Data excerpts
-*-

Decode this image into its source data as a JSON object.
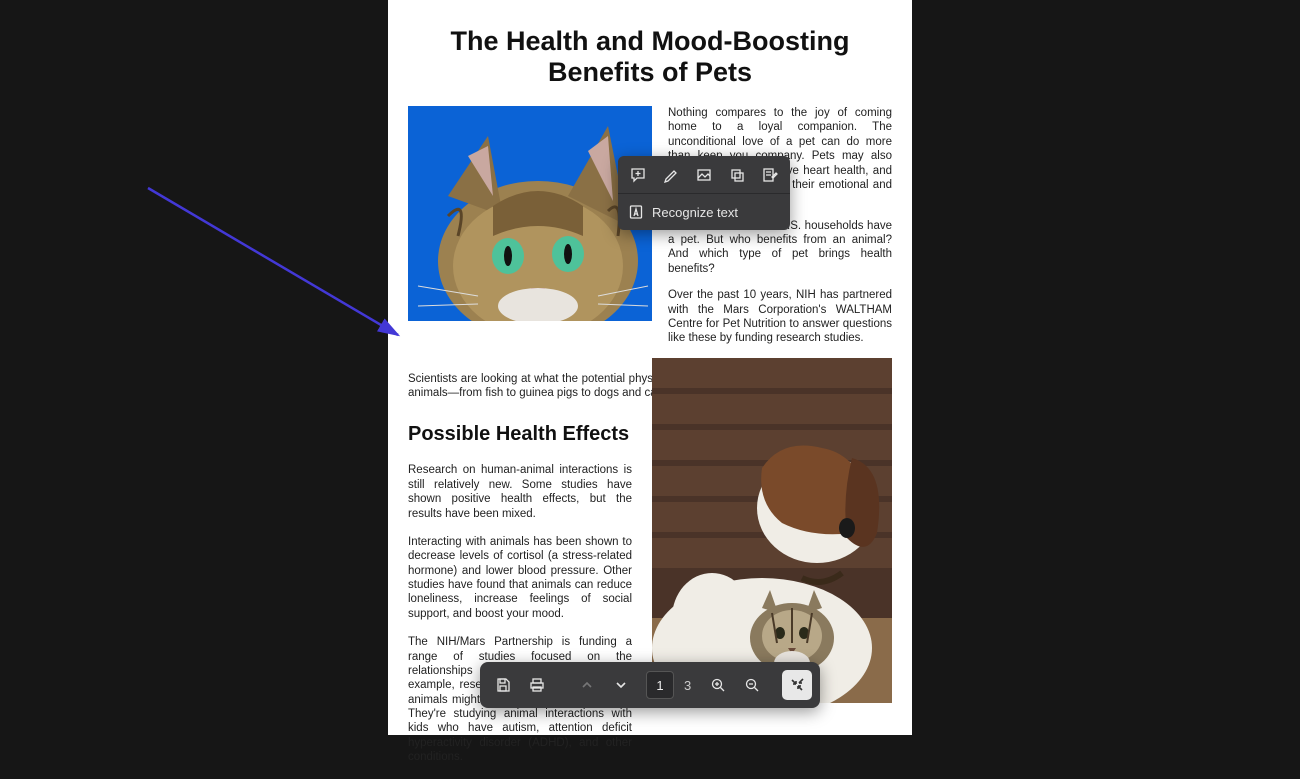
{
  "document": {
    "title": "The Health and Mood-Boosting Benefits of Pets",
    "para1": "Nothing compares to the joy of coming home to a loyal companion. The unconditional love of a pet can do more than keep you company. Pets may also decrease stress, improve heart health, and even help children with their emotional and social skills.",
    "para2": "An estimated 68% of U.S. households have a pet. But who benefits from an animal? And which type of pet brings health benefits?",
    "para3": "Over the past 10 years, NIH has partnered with the Mars Corporation's WALTHAM Centre for Pet Nutrition to answer questions like these by funding research studies.",
    "para4": "Scientists are looking at what the potential physical and mental health benefits are for different animals—from fish to guinea pigs to dogs and cats.",
    "heading2": "Possible Health Effects",
    "para5": "Research on human-animal interactions is still relatively new. Some studies have shown positive health effects, but the results have been mixed.",
    "para6": "Interacting with animals has been shown to decrease levels of cortisol (a stress-related hormone) and lower blood pressure. Other studies have found that animals can reduce loneliness, increase feelings of social support, and boost your mood.",
    "para7": "The NIH/Mars Partnership is funding a range of studies focused on the relationships we have with animals. For example, researchers are looking into how animals might influence child development. They're studying animal interactions with kids who have autism, attention deficit hyperactivity disorder (ADHD), and other conditions."
  },
  "context_menu": {
    "recognize_text": "Recognize text"
  },
  "viewer": {
    "current_page": "1",
    "total_pages": "3"
  },
  "colors": {
    "arrow": "#4338d6"
  }
}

-*-

Copy all the lines of data exactly as they appear, dropping any images.

▶ [Solution to the problem]
Decode this image into its source data as a JSON object.
{
  "document": {
    "title": "The Health and Mood-Boosting Benefits of Pets",
    "para1": "Nothing compares to the joy of coming home to a loyal companion. The unconditional love of a pet can do more than keep you company. Pets may also decrease stress, improve heart health, and even help children with their emotional and social skills.",
    "para2": "An estimated 68% of U.S. households have a pet. But who benefits from an animal? And which type of pet brings health benefits?",
    "para3": "Over the past 10 years, NIH has partnered with the Mars Corporation's WALTHAM Centre for Pet Nutrition to answer questions like these by funding research studies.",
    "para4": "Scientists are looking at what the potential physical and mental health benefits are for different animals—from fish to guinea pigs to dogs and cats.",
    "heading2": "Possible Health Effects",
    "para5": "Research on human-animal interactions is still relatively new. Some studies have shown positive health effects, but the results have been mixed.",
    "para6": "Interacting with animals has been shown to decrease levels of cortisol (a stress-related hormone) and lower blood pressure. Other studies have found that animals can reduce loneliness, increase feelings of social support, and boost your mood.",
    "para7": "The NIH/Mars Partnership is funding a range of studies focused on the relationships we have with animals. For example, researchers are looking into how animals might influence child development. They're studying animal interactions with kids who have autism, attention deficit hyperactivity disorder (ADHD), and other conditions."
  },
  "context_menu": {
    "recognize_text": "Recognize text"
  },
  "viewer": {
    "current_page": "1",
    "total_pages": "3"
  },
  "colors": {
    "arrow": "#4338d6"
  }
}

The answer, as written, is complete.